Material for this task –
== == ==
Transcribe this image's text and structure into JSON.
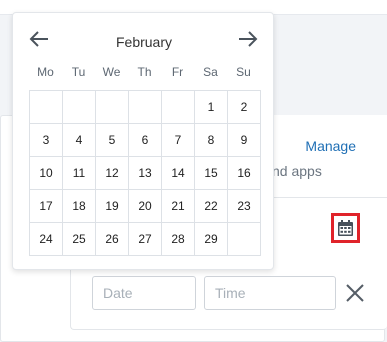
{
  "apps_card": {
    "manage_label": "Manage",
    "apps_text": "nd apps"
  },
  "datetime": {
    "calendar_icon": "calendar-icon",
    "date_placeholder": "Date",
    "time_placeholder": "Time",
    "clear_icon": "close-icon",
    "highlight_color": "#e0232a"
  },
  "calendar": {
    "month": "February",
    "prev_icon": "arrow-left-icon",
    "next_icon": "arrow-right-icon",
    "weekdays": [
      "Mo",
      "Tu",
      "We",
      "Th",
      "Fr",
      "Sa",
      "Su"
    ],
    "weeks": [
      [
        "",
        "",
        "",
        "",
        "",
        "1",
        "2"
      ],
      [
        "3",
        "4",
        "5",
        "6",
        "7",
        "8",
        "9"
      ],
      [
        "10",
        "11",
        "12",
        "13",
        "14",
        "15",
        "16"
      ],
      [
        "17",
        "18",
        "19",
        "20",
        "21",
        "22",
        "23"
      ],
      [
        "24",
        "25",
        "26",
        "27",
        "28",
        "29",
        ""
      ]
    ]
  },
  "colors": {
    "link": "#1f6fb5",
    "text": "#333333",
    "grid_line": "#dde1e6"
  }
}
== == ==
To do –
Find every line that holds "arrow" and copy it.

Finished exercise –
    "prev_icon": "arrow-left-icon",
    "next_icon": "arrow-right-icon",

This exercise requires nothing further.